What the task requires:
Without the images, write out all of the following entries exactly.

◇ ◇ ◇

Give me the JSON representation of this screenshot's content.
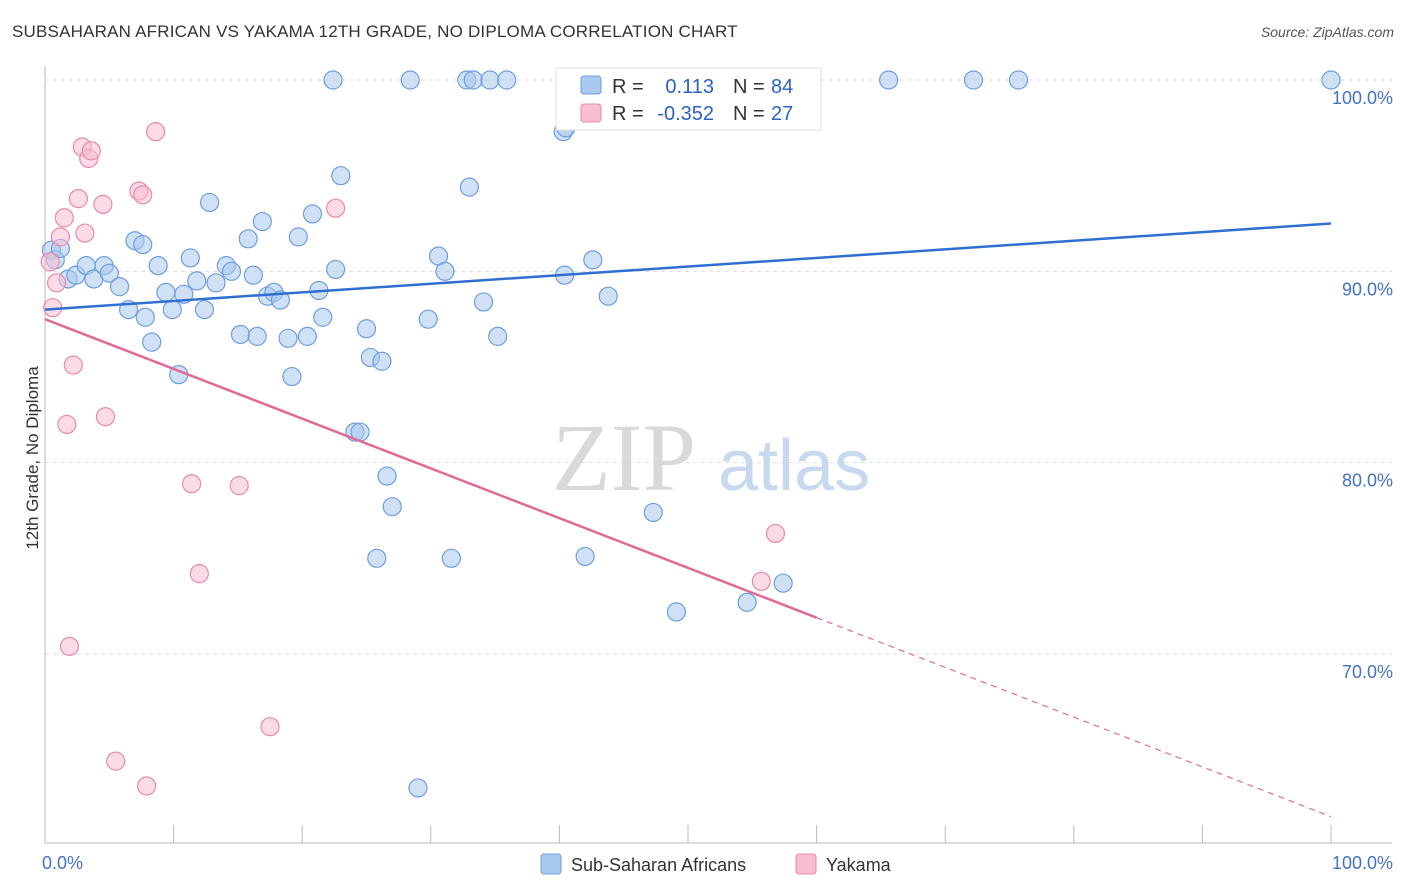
{
  "header": {
    "title": "SUBSAHARAN AFRICAN VS YAKAMA 12TH GRADE, NO DIPLOMA CORRELATION CHART",
    "source": "Source: ZipAtlas.com"
  },
  "watermark": {
    "zip": "ZIP",
    "atlas": "atlas"
  },
  "legend_box": {
    "rows": [
      {
        "r_label": "R =",
        "r_value": "0.113",
        "n_label": "N =",
        "n_value": "84",
        "color": "#a9c8ef",
        "stroke": "#6d9ee0"
      },
      {
        "r_label": "R =",
        "r_value": "-0.352",
        "n_label": "N =",
        "n_value": "27",
        "color": "#f7bed0",
        "stroke": "#e98aa9"
      }
    ]
  },
  "colors": {
    "blue_fill": "#a9c8ef",
    "blue_stroke": "#6d9ee0",
    "blue_line": "#2e6fd1",
    "pink_fill": "#f7bed0",
    "pink_stroke": "#e98aa9",
    "pink_line": "#e06a96",
    "grid": "#dddddd",
    "axis_text": "#4472c4"
  },
  "chart_data": {
    "type": "scatter",
    "title": "SUBSAHARAN AFRICAN VS YAKAMA 12TH GRADE, NO DIPLOMA CORRELATION CHART",
    "xlabel": "",
    "ylabel": "12th Grade, No Diploma",
    "xlim": [
      0,
      100
    ],
    "ylim": [
      60,
      102
    ],
    "x_tick_labels": [
      "0.0%",
      "100.0%"
    ],
    "y_ticks": [
      70,
      80,
      90,
      100
    ],
    "y_tick_labels": [
      "70.0%",
      "80.0%",
      "90.0%",
      "100.0%"
    ],
    "grid": true,
    "legend_position": "bottom",
    "series": [
      {
        "name": "Sub-Saharan Africans",
        "color": "#a9c8ef",
        "trend": {
          "x": [
            0,
            100
          ],
          "y": [
            88.0,
            92.5
          ],
          "dashed_after": null
        },
        "points": [
          [
            0.5,
            91.1
          ],
          [
            0.8,
            90.6
          ],
          [
            1.2,
            91.2
          ],
          [
            1.8,
            89.6
          ],
          [
            2.4,
            89.8
          ],
          [
            3.2,
            90.3
          ],
          [
            3.8,
            89.6
          ],
          [
            4.6,
            90.3
          ],
          [
            5.0,
            89.9
          ],
          [
            5.8,
            89.2
          ],
          [
            6.5,
            88.0
          ],
          [
            7.0,
            91.6
          ],
          [
            7.6,
            91.4
          ],
          [
            7.8,
            87.6
          ],
          [
            8.3,
            86.3
          ],
          [
            8.8,
            90.3
          ],
          [
            9.4,
            88.9
          ],
          [
            9.9,
            88.0
          ],
          [
            10.4,
            84.6
          ],
          [
            10.8,
            88.8
          ],
          [
            11.3,
            90.7
          ],
          [
            11.8,
            89.5
          ],
          [
            12.4,
            88.0
          ],
          [
            12.8,
            93.6
          ],
          [
            13.3,
            89.4
          ],
          [
            14.1,
            90.3
          ],
          [
            14.5,
            90.0
          ],
          [
            15.2,
            86.7
          ],
          [
            15.8,
            91.7
          ],
          [
            16.2,
            89.8
          ],
          [
            16.5,
            86.6
          ],
          [
            16.9,
            92.6
          ],
          [
            17.3,
            88.7
          ],
          [
            17.8,
            88.9
          ],
          [
            18.3,
            88.5
          ],
          [
            18.9,
            86.5
          ],
          [
            19.2,
            84.5
          ],
          [
            19.7,
            91.8
          ],
          [
            20.4,
            86.6
          ],
          [
            20.8,
            93.0
          ],
          [
            21.3,
            89.0
          ],
          [
            21.6,
            87.6
          ],
          [
            22.6,
            90.1
          ],
          [
            23.0,
            95.0
          ],
          [
            24.1,
            81.6
          ],
          [
            24.5,
            81.6
          ],
          [
            25.0,
            87.0
          ],
          [
            25.3,
            85.5
          ],
          [
            25.8,
            75.0
          ],
          [
            26.2,
            85.3
          ],
          [
            26.6,
            79.3
          ],
          [
            27.0,
            77.7
          ],
          [
            29.0,
            63.0
          ],
          [
            29.8,
            87.5
          ],
          [
            30.6,
            90.8
          ],
          [
            31.1,
            90.0
          ],
          [
            31.6,
            75.0
          ],
          [
            33.0,
            94.4
          ],
          [
            34.1,
            88.4
          ],
          [
            35.2,
            86.6
          ],
          [
            22.4,
            100.0
          ],
          [
            28.4,
            100.0
          ],
          [
            32.8,
            100.0
          ],
          [
            33.3,
            100.0
          ],
          [
            34.6,
            100.0
          ],
          [
            35.9,
            100.0
          ],
          [
            46.0,
            100.0
          ],
          [
            65.6,
            100.0
          ],
          [
            72.2,
            100.0
          ],
          [
            75.7,
            100.0
          ],
          [
            100.0,
            100.0
          ],
          [
            40.3,
            97.3
          ],
          [
            40.5,
            97.5
          ],
          [
            55.0,
            99.0
          ],
          [
            42.0,
            75.1
          ],
          [
            40.4,
            89.8
          ],
          [
            42.6,
            90.6
          ],
          [
            43.8,
            88.7
          ],
          [
            47.3,
            77.4
          ],
          [
            49.1,
            72.2
          ],
          [
            54.6,
            72.7
          ],
          [
            55.1,
            98.8
          ],
          [
            57.4,
            73.7
          ],
          [
            52.0,
            99.3
          ]
        ]
      },
      {
        "name": "Yakama",
        "color": "#f7bed0",
        "trend": {
          "x": [
            0,
            100
          ],
          "y": [
            87.5,
            61.5
          ],
          "dashed_after": 60
        },
        "points": [
          [
            0.4,
            90.5
          ],
          [
            0.6,
            88.1
          ],
          [
            0.9,
            89.4
          ],
          [
            1.2,
            91.8
          ],
          [
            1.5,
            92.8
          ],
          [
            1.7,
            82.0
          ],
          [
            1.9,
            70.4
          ],
          [
            2.2,
            85.1
          ],
          [
            2.6,
            93.8
          ],
          [
            2.9,
            96.5
          ],
          [
            3.1,
            92.0
          ],
          [
            3.4,
            95.9
          ],
          [
            3.6,
            96.3
          ],
          [
            4.5,
            93.5
          ],
          [
            4.7,
            82.4
          ],
          [
            5.5,
            64.4
          ],
          [
            7.3,
            94.2
          ],
          [
            7.6,
            94.0
          ],
          [
            7.9,
            63.1
          ],
          [
            8.6,
            97.3
          ],
          [
            11.4,
            78.9
          ],
          [
            12.0,
            74.2
          ],
          [
            15.1,
            78.8
          ],
          [
            17.5,
            66.2
          ],
          [
            22.6,
            93.3
          ],
          [
            55.7,
            73.8
          ],
          [
            56.8,
            76.3
          ]
        ]
      }
    ]
  },
  "bottom_legend": {
    "items": [
      {
        "label": "Sub-Saharan Africans",
        "color": "#a9c8ef",
        "stroke": "#6d9ee0"
      },
      {
        "label": "Yakama",
        "color": "#f7bed0",
        "stroke": "#e98aa9"
      }
    ]
  }
}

◇ ◇ ◇

Output for this exercise:
Give me the JSON representation of this screenshot's content.
{
  "header": {
    "title": "SUBSAHARAN AFRICAN VS YAKAMA 12TH GRADE, NO DIPLOMA CORRELATION CHART",
    "source": "Source: ZipAtlas.com"
  },
  "watermark": {
    "zip": "ZIP",
    "atlas": "atlas"
  },
  "legend_box": {
    "rows": [
      {
        "r_label": "R =",
        "r_value": "0.113",
        "n_label": "N =",
        "n_value": "84",
        "color": "#a9c8ef",
        "stroke": "#6d9ee0"
      },
      {
        "r_label": "R =",
        "r_value": "-0.352",
        "n_label": "N =",
        "n_value": "27",
        "color": "#f7bed0",
        "stroke": "#e98aa9"
      }
    ]
  },
  "colors": {
    "blue_fill": "#a9c8ef",
    "blue_stroke": "#6d9ee0",
    "blue_line": "#2e6fd1",
    "pink_fill": "#f7bed0",
    "pink_stroke": "#e98aa9",
    "pink_line": "#e06a96",
    "grid": "#dddddd",
    "axis_text": "#4472c4"
  },
  "chart_data": {
    "type": "scatter",
    "title": "SUBSAHARAN AFRICAN VS YAKAMA 12TH GRADE, NO DIPLOMA CORRELATION CHART",
    "xlabel": "",
    "ylabel": "12th Grade, No Diploma",
    "xlim": [
      0,
      100
    ],
    "ylim": [
      60,
      102
    ],
    "x_tick_labels": [
      "0.0%",
      "100.0%"
    ],
    "y_ticks": [
      70,
      80,
      90,
      100
    ],
    "y_tick_labels": [
      "70.0%",
      "80.0%",
      "90.0%",
      "100.0%"
    ],
    "grid": true,
    "legend_position": "bottom",
    "series": [
      {
        "name": "Sub-Saharan Africans",
        "color": "#a9c8ef",
        "trend": {
          "x": [
            0,
            100
          ],
          "y": [
            88.0,
            92.5
          ],
          "dashed_after": null
        },
        "points": [
          [
            0.5,
            91.1
          ],
          [
            0.8,
            90.6
          ],
          [
            1.2,
            91.2
          ],
          [
            1.8,
            89.6
          ],
          [
            2.4,
            89.8
          ],
          [
            3.2,
            90.3
          ],
          [
            3.8,
            89.6
          ],
          [
            4.6,
            90.3
          ],
          [
            5.0,
            89.9
          ],
          [
            5.8,
            89.2
          ],
          [
            6.5,
            88.0
          ],
          [
            7.0,
            91.6
          ],
          [
            7.6,
            91.4
          ],
          [
            7.8,
            87.6
          ],
          [
            8.3,
            86.3
          ],
          [
            8.8,
            90.3
          ],
          [
            9.4,
            88.9
          ],
          [
            9.9,
            88.0
          ],
          [
            10.4,
            84.6
          ],
          [
            10.8,
            88.8
          ],
          [
            11.3,
            90.7
          ],
          [
            11.8,
            89.5
          ],
          [
            12.4,
            88.0
          ],
          [
            12.8,
            93.6
          ],
          [
            13.3,
            89.4
          ],
          [
            14.1,
            90.3
          ],
          [
            14.5,
            90.0
          ],
          [
            15.2,
            86.7
          ],
          [
            15.8,
            91.7
          ],
          [
            16.2,
            89.8
          ],
          [
            16.5,
            86.6
          ],
          [
            16.9,
            92.6
          ],
          [
            17.3,
            88.7
          ],
          [
            17.8,
            88.9
          ],
          [
            18.3,
            88.5
          ],
          [
            18.9,
            86.5
          ],
          [
            19.2,
            84.5
          ],
          [
            19.7,
            91.8
          ],
          [
            20.4,
            86.6
          ],
          [
            20.8,
            93.0
          ],
          [
            21.3,
            89.0
          ],
          [
            21.6,
            87.6
          ],
          [
            22.6,
            90.1
          ],
          [
            23.0,
            95.0
          ],
          [
            24.1,
            81.6
          ],
          [
            24.5,
            81.6
          ],
          [
            25.0,
            87.0
          ],
          [
            25.3,
            85.5
          ],
          [
            25.8,
            75.0
          ],
          [
            26.2,
            85.3
          ],
          [
            26.6,
            79.3
          ],
          [
            27.0,
            77.7
          ],
          [
            29.0,
            63.0
          ],
          [
            29.8,
            87.5
          ],
          [
            30.6,
            90.8
          ],
          [
            31.1,
            90.0
          ],
          [
            31.6,
            75.0
          ],
          [
            33.0,
            94.4
          ],
          [
            34.1,
            88.4
          ],
          [
            35.2,
            86.6
          ],
          [
            22.4,
            100.0
          ],
          [
            28.4,
            100.0
          ],
          [
            32.8,
            100.0
          ],
          [
            33.3,
            100.0
          ],
          [
            34.6,
            100.0
          ],
          [
            35.9,
            100.0
          ],
          [
            46.0,
            100.0
          ],
          [
            65.6,
            100.0
          ],
          [
            72.2,
            100.0
          ],
          [
            75.7,
            100.0
          ],
          [
            100.0,
            100.0
          ],
          [
            40.3,
            97.3
          ],
          [
            40.5,
            97.5
          ],
          [
            55.0,
            99.0
          ],
          [
            42.0,
            75.1
          ],
          [
            40.4,
            89.8
          ],
          [
            42.6,
            90.6
          ],
          [
            43.8,
            88.7
          ],
          [
            47.3,
            77.4
          ],
          [
            49.1,
            72.2
          ],
          [
            54.6,
            72.7
          ],
          [
            55.1,
            98.8
          ],
          [
            57.4,
            73.7
          ],
          [
            52.0,
            99.3
          ]
        ]
      },
      {
        "name": "Yakama",
        "color": "#f7bed0",
        "trend": {
          "x": [
            0,
            100
          ],
          "y": [
            87.5,
            61.5
          ],
          "dashed_after": 60
        },
        "points": [
          [
            0.4,
            90.5
          ],
          [
            0.6,
            88.1
          ],
          [
            0.9,
            89.4
          ],
          [
            1.2,
            91.8
          ],
          [
            1.5,
            92.8
          ],
          [
            1.7,
            82.0
          ],
          [
            1.9,
            70.4
          ],
          [
            2.2,
            85.1
          ],
          [
            2.6,
            93.8
          ],
          [
            2.9,
            96.5
          ],
          [
            3.1,
            92.0
          ],
          [
            3.4,
            95.9
          ],
          [
            3.6,
            96.3
          ],
          [
            4.5,
            93.5
          ],
          [
            4.7,
            82.4
          ],
          [
            5.5,
            64.4
          ],
          [
            7.3,
            94.2
          ],
          [
            7.6,
            94.0
          ],
          [
            7.9,
            63.1
          ],
          [
            8.6,
            97.3
          ],
          [
            11.4,
            78.9
          ],
          [
            12.0,
            74.2
          ],
          [
            15.1,
            78.8
          ],
          [
            17.5,
            66.2
          ],
          [
            22.6,
            93.3
          ],
          [
            55.7,
            73.8
          ],
          [
            56.8,
            76.3
          ]
        ]
      }
    ]
  },
  "bottom_legend": {
    "items": [
      {
        "label": "Sub-Saharan Africans",
        "color": "#a9c8ef",
        "stroke": "#6d9ee0"
      },
      {
        "label": "Yakama",
        "color": "#f7bed0",
        "stroke": "#e98aa9"
      }
    ]
  }
}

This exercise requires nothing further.